What to do - Each record below should appear again exactly as written.

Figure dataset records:
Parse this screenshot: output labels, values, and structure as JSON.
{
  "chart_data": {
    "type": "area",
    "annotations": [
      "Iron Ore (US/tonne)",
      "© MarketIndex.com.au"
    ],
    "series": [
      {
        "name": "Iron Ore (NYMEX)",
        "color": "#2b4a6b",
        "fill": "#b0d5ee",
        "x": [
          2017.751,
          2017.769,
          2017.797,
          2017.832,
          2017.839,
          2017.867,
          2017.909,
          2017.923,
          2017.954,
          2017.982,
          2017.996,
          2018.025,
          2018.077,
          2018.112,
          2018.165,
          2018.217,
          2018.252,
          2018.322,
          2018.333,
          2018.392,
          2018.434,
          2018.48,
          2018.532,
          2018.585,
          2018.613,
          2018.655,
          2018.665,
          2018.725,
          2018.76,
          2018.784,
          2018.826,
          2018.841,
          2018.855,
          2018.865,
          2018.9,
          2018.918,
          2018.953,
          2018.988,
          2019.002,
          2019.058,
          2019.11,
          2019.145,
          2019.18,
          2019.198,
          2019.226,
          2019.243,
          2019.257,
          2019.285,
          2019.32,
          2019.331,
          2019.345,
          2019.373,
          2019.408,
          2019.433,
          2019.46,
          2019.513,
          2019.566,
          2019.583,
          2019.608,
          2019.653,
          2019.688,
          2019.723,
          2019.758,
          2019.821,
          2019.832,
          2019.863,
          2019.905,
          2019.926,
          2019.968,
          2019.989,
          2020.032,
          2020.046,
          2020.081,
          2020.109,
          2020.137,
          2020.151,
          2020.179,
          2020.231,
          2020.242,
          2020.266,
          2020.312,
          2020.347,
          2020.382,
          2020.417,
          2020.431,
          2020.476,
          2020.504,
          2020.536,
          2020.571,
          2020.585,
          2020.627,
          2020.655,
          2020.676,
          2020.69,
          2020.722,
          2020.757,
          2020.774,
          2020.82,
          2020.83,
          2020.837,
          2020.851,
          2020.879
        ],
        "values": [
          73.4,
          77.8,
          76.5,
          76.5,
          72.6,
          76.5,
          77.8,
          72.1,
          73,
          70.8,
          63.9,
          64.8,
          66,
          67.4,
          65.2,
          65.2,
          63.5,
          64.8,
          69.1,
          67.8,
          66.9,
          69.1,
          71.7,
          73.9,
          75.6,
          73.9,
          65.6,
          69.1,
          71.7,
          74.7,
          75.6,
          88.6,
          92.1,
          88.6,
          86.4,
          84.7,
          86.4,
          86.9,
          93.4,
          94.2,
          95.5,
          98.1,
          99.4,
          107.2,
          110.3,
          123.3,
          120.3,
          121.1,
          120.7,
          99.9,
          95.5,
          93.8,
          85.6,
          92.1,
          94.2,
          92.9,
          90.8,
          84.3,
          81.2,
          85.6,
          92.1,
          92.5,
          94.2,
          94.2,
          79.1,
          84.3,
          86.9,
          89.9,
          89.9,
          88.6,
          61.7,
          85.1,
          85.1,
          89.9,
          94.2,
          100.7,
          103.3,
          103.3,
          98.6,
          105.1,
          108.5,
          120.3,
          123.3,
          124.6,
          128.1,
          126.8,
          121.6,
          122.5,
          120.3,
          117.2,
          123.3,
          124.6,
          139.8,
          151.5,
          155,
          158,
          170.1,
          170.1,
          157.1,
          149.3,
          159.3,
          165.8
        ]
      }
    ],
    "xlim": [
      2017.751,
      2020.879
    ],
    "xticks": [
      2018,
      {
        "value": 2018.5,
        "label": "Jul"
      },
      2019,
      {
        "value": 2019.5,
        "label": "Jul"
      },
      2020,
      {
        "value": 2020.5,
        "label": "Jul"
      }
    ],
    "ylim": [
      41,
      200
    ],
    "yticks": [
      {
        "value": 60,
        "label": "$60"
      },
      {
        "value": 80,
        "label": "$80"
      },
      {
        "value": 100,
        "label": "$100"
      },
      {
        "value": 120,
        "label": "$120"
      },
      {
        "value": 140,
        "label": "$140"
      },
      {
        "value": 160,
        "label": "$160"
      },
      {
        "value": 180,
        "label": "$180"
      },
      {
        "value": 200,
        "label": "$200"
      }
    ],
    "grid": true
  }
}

Response -
Parse this screenshot: output labels, values, and structure as JSON.
{
  "chart_data": {
    "type": "area",
    "annotations": [
      "Iron Ore (US/tonne)",
      "© MarketIndex.com.au"
    ],
    "series": [
      {
        "name": "Iron Ore (NYMEX)",
        "color": "#2b4a6b",
        "fill": "#b0d5ee",
        "x": [
          2017.751,
          2017.769,
          2017.797,
          2017.832,
          2017.839,
          2017.867,
          2017.909,
          2017.923,
          2017.954,
          2017.982,
          2017.996,
          2018.025,
          2018.077,
          2018.112,
          2018.165,
          2018.217,
          2018.252,
          2018.322,
          2018.333,
          2018.392,
          2018.434,
          2018.48,
          2018.532,
          2018.585,
          2018.613,
          2018.655,
          2018.665,
          2018.725,
          2018.76,
          2018.784,
          2018.826,
          2018.841,
          2018.855,
          2018.865,
          2018.9,
          2018.918,
          2018.953,
          2018.988,
          2019.002,
          2019.058,
          2019.11,
          2019.145,
          2019.18,
          2019.198,
          2019.226,
          2019.243,
          2019.257,
          2019.285,
          2019.32,
          2019.331,
          2019.345,
          2019.373,
          2019.408,
          2019.433,
          2019.46,
          2019.513,
          2019.566,
          2019.583,
          2019.608,
          2019.653,
          2019.688,
          2019.723,
          2019.758,
          2019.821,
          2019.832,
          2019.863,
          2019.905,
          2019.926,
          2019.968,
          2019.989,
          2020.032,
          2020.046,
          2020.081,
          2020.109,
          2020.137,
          2020.151,
          2020.179,
          2020.231,
          2020.242,
          2020.266,
          2020.312,
          2020.347,
          2020.382,
          2020.417,
          2020.431,
          2020.476,
          2020.504,
          2020.536,
          2020.571,
          2020.585,
          2020.627,
          2020.655,
          2020.676,
          2020.69,
          2020.722,
          2020.757,
          2020.774,
          2020.82,
          2020.83,
          2020.837,
          2020.851,
          2020.879
        ],
        "values": [
          73.4,
          77.8,
          76.5,
          76.5,
          72.6,
          76.5,
          77.8,
          72.1,
          73,
          70.8,
          63.9,
          64.8,
          66,
          67.4,
          65.2,
          65.2,
          63.5,
          64.8,
          69.1,
          67.8,
          66.9,
          69.1,
          71.7,
          73.9,
          75.6,
          73.9,
          65.6,
          69.1,
          71.7,
          74.7,
          75.6,
          88.6,
          92.1,
          88.6,
          86.4,
          84.7,
          86.4,
          86.9,
          93.4,
          94.2,
          95.5,
          98.1,
          99.4,
          107.2,
          110.3,
          123.3,
          120.3,
          121.1,
          120.7,
          99.9,
          95.5,
          93.8,
          85.6,
          92.1,
          94.2,
          92.9,
          90.8,
          84.3,
          81.2,
          85.6,
          92.1,
          92.5,
          94.2,
          94.2,
          79.1,
          84.3,
          86.9,
          89.9,
          89.9,
          88.6,
          61.7,
          85.1,
          85.1,
          89.9,
          94.2,
          100.7,
          103.3,
          103.3,
          98.6,
          105.1,
          108.5,
          120.3,
          123.3,
          124.6,
          128.1,
          126.8,
          121.6,
          122.5,
          120.3,
          117.2,
          123.3,
          124.6,
          139.8,
          151.5,
          155,
          158,
          170.1,
          170.1,
          157.1,
          149.3,
          159.3,
          165.8
        ]
      }
    ],
    "xlim": [
      2017.751,
      2020.879
    ],
    "xticks": [
      2018,
      {
        "value": 2018.5,
        "label": "Jul"
      },
      2019,
      {
        "value": 2019.5,
        "label": "Jul"
      },
      2020,
      {
        "value": 2020.5,
        "label": "Jul"
      }
    ],
    "ylim": [
      41,
      200
    ],
    "yticks": [
      {
        "value": 60,
        "label": "$60"
      },
      {
        "value": 80,
        "label": "$80"
      },
      {
        "value": 100,
        "label": "$100"
      },
      {
        "value": 120,
        "label": "$120"
      },
      {
        "value": 140,
        "label": "$140"
      },
      {
        "value": 160,
        "label": "$160"
      },
      {
        "value": 180,
        "label": "$180"
      },
      {
        "value": 200,
        "label": "$200"
      }
    ],
    "grid": true
  }
}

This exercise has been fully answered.